RECORDS TO PROCESS →
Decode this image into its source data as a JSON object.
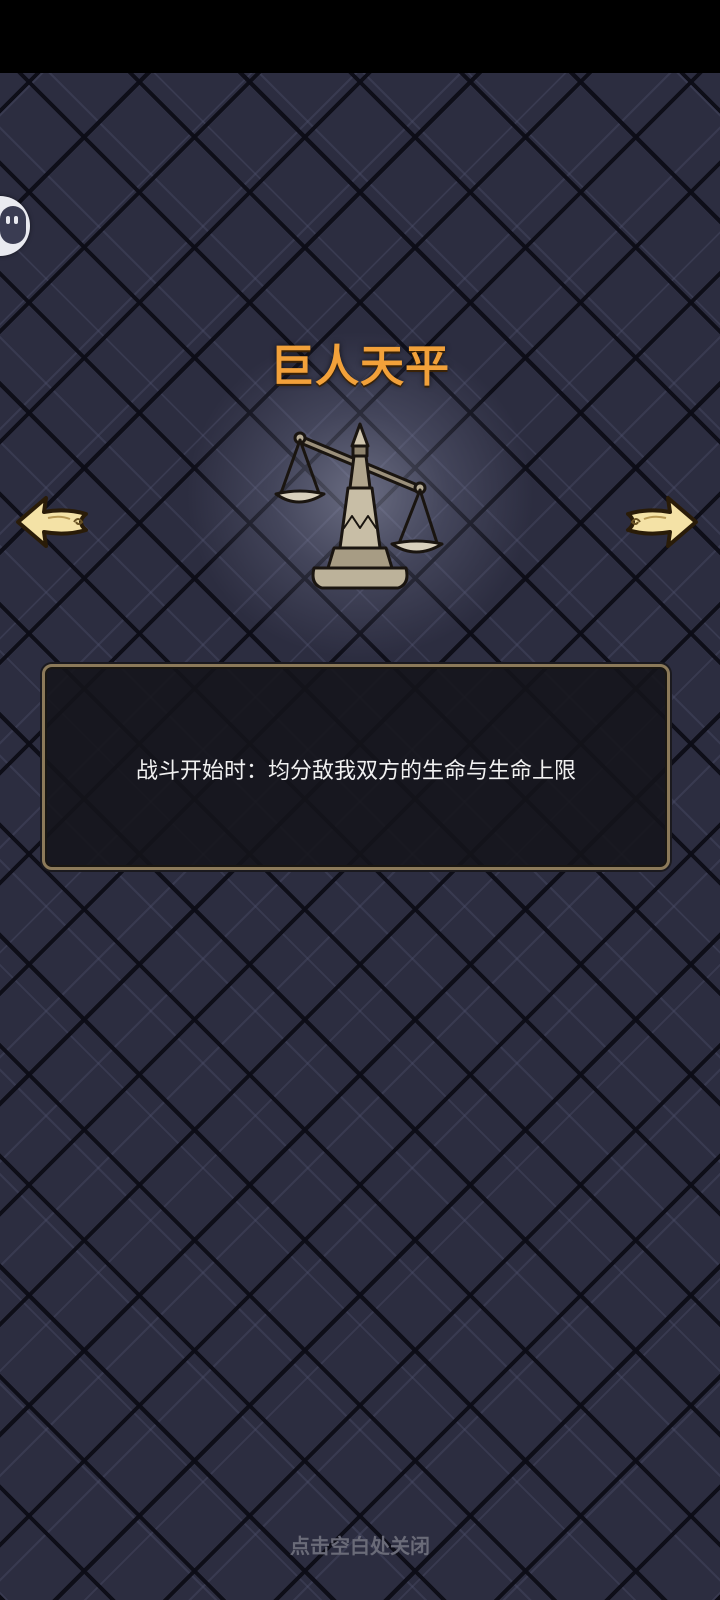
{
  "relic": {
    "name": "巨人天平",
    "description": "战斗开始时：均分敌我双方的生命与生命上限",
    "icon": "balance-scale-icon"
  },
  "navigation": {
    "prev_icon": "arrow-left-icon",
    "next_icon": "arrow-right-icon"
  },
  "footer": {
    "close_hint": "点击空白处关闭"
  },
  "floating_button": {
    "icon": "assistant-face-icon"
  },
  "colors": {
    "title": "#f2a13a",
    "arrow_fill": "#f4e2a6",
    "panel_border": "#8c7a5a",
    "background": "#2c2d40"
  }
}
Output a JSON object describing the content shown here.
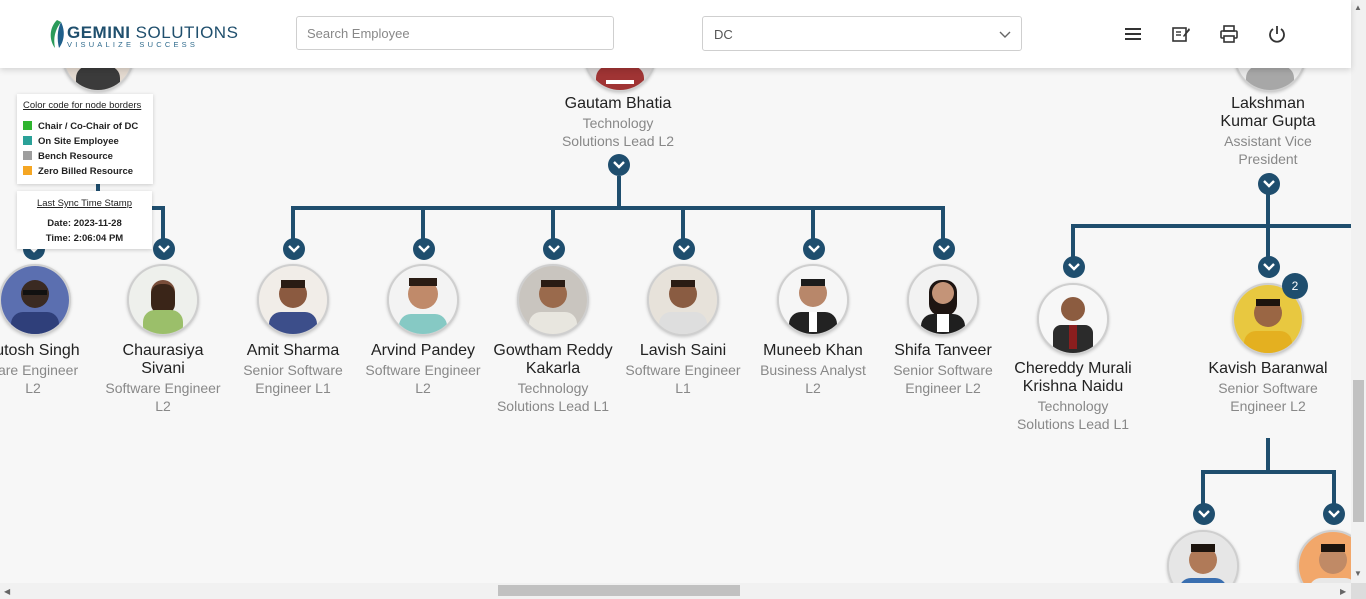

STATED PROBLEM →
Leave the pictures out and reproduce all of the records exactly.

FULL RESPONSE →
Decode this image into its source data as a JSON object.
{
  "relic": {
    "name": "巨人天平",
    "description": "战斗开始时：均分敌我双方的生命与生命上限",
    "icon": "balance-scale-icon"
  },
  "navigation": {
    "prev_icon": "arrow-left-icon",
    "next_icon": "arrow-right-icon"
  },
  "footer": {
    "close_hint": "点击空白处关闭"
  },
  "floating_button": {
    "icon": "assistant-face-icon"
  },
  "colors": {
    "title": "#f2a13a",
    "arrow_fill": "#f4e2a6",
    "panel_border": "#8c7a5a",
    "background": "#2c2d40"
  }
}
Output a JSON object describing the content shown here.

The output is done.